■ **Exercise goal**:
Read the lines below. Copy out any that hold the string "name".

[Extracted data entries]

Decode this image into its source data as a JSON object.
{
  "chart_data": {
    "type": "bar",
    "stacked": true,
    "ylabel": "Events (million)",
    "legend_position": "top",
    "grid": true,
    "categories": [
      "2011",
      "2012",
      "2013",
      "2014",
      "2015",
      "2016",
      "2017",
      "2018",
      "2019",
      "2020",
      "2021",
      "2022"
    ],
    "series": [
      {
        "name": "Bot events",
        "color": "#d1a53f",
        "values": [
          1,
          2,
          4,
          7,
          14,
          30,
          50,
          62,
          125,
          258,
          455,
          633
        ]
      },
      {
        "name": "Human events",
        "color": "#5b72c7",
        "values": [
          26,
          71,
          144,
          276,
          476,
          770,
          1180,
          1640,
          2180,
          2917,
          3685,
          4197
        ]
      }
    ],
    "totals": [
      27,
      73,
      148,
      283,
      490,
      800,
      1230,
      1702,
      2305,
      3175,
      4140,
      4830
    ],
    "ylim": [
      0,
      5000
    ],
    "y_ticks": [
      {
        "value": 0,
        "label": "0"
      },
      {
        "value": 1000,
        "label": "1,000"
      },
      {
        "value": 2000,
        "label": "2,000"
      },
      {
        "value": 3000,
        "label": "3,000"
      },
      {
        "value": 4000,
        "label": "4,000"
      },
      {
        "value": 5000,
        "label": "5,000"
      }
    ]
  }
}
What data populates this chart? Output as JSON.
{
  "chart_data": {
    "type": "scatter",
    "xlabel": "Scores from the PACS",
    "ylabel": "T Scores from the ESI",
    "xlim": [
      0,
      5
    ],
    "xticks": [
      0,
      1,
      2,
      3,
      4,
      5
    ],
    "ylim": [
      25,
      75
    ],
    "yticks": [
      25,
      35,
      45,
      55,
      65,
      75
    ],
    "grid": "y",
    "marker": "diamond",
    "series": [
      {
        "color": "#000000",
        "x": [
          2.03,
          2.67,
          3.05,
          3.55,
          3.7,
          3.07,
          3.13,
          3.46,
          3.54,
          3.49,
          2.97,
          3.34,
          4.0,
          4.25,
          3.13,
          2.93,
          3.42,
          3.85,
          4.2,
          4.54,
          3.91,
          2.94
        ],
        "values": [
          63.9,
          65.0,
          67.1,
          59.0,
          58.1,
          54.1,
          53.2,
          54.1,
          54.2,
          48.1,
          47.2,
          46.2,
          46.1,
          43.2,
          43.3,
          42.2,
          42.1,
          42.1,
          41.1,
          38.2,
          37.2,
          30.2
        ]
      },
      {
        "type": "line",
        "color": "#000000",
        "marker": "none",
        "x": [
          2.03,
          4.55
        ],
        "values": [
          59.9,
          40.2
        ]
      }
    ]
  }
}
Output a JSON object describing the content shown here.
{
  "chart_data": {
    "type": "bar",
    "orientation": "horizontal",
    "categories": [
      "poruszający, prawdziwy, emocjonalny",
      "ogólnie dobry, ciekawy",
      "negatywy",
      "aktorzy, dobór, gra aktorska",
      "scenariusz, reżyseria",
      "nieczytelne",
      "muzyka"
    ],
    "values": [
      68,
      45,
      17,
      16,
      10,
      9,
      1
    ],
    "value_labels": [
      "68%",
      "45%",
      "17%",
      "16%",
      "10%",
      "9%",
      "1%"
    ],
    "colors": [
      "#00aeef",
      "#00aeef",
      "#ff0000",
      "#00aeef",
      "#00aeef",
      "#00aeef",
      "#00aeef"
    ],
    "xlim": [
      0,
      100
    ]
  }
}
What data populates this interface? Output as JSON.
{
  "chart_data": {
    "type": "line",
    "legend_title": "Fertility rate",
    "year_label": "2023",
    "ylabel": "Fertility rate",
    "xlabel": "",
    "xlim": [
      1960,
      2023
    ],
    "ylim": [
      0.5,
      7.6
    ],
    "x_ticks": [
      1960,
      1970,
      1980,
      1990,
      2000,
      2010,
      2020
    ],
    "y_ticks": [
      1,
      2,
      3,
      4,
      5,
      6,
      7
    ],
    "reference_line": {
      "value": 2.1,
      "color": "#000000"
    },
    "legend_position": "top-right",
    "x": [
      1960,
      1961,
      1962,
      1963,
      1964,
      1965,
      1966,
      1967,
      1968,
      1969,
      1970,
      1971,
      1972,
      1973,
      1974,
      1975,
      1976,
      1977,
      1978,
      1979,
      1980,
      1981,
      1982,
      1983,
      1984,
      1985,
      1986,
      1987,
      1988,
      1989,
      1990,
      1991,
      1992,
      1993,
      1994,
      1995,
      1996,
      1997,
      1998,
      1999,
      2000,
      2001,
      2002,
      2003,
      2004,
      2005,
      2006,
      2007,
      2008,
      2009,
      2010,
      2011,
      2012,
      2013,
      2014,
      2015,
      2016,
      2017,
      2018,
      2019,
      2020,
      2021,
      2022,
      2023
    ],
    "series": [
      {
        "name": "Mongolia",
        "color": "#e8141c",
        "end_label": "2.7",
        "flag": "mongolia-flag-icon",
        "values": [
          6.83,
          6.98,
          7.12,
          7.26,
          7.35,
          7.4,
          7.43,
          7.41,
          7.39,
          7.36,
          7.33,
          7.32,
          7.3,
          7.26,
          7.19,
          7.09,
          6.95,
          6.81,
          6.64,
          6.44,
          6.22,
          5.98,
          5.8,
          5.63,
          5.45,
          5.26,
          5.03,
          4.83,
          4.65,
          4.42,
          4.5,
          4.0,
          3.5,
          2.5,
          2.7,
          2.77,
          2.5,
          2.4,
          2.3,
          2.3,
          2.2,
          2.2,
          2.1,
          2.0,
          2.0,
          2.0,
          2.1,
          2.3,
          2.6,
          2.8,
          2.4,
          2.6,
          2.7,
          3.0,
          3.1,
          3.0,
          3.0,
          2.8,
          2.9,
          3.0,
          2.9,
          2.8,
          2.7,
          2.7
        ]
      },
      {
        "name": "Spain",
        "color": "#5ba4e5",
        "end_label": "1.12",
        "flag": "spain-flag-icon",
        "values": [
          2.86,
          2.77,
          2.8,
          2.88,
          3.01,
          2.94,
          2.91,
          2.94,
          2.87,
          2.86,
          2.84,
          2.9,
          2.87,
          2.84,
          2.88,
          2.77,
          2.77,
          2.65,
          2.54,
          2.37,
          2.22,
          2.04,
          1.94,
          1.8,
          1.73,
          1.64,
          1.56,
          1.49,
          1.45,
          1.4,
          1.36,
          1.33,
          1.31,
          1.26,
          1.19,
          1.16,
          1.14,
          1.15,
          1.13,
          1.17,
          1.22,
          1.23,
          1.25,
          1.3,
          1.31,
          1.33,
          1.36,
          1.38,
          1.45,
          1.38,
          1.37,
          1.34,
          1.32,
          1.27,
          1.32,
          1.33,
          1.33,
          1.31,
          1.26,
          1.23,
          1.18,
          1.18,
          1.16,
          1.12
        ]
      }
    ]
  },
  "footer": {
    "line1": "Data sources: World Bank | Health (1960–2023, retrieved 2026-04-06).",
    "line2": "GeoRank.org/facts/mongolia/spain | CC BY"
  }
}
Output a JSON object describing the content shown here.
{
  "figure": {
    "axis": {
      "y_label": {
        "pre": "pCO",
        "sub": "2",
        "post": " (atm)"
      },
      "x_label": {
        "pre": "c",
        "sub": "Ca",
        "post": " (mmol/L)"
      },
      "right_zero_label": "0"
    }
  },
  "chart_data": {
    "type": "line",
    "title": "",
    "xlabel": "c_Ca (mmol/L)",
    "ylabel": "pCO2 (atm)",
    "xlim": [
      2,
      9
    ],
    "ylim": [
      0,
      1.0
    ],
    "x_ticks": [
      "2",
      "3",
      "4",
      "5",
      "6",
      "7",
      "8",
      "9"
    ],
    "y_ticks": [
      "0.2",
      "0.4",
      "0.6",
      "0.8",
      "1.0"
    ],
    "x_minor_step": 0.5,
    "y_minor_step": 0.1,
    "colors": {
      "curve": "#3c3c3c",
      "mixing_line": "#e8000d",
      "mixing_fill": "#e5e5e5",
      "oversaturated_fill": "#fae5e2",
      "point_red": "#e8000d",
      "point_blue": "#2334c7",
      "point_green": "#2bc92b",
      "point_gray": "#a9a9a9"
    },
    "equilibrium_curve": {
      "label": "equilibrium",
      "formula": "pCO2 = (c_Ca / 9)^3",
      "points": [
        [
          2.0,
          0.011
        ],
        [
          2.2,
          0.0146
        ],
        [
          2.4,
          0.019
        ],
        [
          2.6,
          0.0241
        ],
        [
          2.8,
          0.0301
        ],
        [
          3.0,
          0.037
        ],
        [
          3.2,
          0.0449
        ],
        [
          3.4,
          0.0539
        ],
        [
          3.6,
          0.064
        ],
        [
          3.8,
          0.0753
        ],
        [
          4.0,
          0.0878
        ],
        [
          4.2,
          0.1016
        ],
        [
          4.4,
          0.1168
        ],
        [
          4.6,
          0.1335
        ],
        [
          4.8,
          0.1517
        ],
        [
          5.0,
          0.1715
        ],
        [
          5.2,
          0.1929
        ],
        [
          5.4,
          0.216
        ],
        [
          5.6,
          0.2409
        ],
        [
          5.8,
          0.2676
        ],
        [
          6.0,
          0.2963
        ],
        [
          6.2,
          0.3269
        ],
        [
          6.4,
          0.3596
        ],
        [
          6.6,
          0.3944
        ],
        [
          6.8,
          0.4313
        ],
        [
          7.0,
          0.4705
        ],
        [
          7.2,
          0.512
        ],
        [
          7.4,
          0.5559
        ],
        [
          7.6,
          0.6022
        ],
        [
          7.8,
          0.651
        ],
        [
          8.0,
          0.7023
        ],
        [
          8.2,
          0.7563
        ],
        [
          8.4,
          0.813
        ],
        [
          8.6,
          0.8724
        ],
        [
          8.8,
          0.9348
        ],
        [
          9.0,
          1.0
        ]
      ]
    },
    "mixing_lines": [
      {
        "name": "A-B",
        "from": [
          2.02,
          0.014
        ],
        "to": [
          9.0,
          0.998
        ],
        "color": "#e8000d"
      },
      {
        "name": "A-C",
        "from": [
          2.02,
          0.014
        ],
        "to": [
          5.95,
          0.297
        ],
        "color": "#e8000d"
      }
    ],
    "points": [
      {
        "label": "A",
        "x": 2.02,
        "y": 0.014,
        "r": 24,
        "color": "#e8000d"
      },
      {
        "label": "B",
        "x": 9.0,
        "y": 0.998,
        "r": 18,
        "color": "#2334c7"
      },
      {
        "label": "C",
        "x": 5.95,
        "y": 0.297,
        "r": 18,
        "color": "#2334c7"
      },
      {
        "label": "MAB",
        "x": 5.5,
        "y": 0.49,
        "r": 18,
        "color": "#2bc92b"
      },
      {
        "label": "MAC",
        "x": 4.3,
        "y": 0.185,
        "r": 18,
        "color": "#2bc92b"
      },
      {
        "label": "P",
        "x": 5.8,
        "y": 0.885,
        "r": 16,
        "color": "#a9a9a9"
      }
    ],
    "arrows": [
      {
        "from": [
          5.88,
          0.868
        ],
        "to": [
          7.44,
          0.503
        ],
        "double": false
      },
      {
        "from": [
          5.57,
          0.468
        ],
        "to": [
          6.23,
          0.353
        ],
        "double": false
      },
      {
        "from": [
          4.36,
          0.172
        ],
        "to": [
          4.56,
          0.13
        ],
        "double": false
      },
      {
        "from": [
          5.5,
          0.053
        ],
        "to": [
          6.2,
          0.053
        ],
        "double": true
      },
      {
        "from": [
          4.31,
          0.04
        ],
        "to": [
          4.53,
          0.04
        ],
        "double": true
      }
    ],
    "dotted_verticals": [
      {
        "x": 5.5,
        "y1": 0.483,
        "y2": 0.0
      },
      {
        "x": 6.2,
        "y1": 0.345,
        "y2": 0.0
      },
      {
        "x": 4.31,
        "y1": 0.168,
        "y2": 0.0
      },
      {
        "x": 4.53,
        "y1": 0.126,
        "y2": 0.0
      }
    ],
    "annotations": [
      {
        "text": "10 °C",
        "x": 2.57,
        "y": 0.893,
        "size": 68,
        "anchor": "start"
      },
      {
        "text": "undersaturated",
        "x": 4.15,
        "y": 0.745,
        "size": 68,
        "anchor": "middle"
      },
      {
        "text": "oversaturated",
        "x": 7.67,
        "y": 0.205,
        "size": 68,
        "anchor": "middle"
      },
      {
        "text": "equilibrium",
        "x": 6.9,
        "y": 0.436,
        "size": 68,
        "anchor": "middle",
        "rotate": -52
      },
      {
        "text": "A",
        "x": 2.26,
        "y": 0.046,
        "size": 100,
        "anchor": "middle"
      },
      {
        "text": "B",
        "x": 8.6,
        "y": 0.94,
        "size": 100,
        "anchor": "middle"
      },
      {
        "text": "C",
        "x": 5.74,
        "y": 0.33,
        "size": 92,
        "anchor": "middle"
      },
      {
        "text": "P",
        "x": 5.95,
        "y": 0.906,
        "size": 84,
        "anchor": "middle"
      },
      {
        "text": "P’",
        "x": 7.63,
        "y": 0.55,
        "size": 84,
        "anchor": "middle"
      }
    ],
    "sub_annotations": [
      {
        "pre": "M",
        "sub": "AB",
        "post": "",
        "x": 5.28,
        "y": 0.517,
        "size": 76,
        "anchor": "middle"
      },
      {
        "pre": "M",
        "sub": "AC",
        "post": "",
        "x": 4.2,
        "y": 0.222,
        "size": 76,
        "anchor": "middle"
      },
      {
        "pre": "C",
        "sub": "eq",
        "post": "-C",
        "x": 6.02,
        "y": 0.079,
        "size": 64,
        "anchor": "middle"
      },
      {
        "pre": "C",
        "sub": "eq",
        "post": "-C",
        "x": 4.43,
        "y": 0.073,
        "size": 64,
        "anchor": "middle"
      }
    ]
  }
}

■ **Output of the exercise**:
        "name": "Bot events",
        "name": "Human events",
        "name": "Mongolia",
        "name": "Spain",
        "name": "A-B",
        "name": "A-C",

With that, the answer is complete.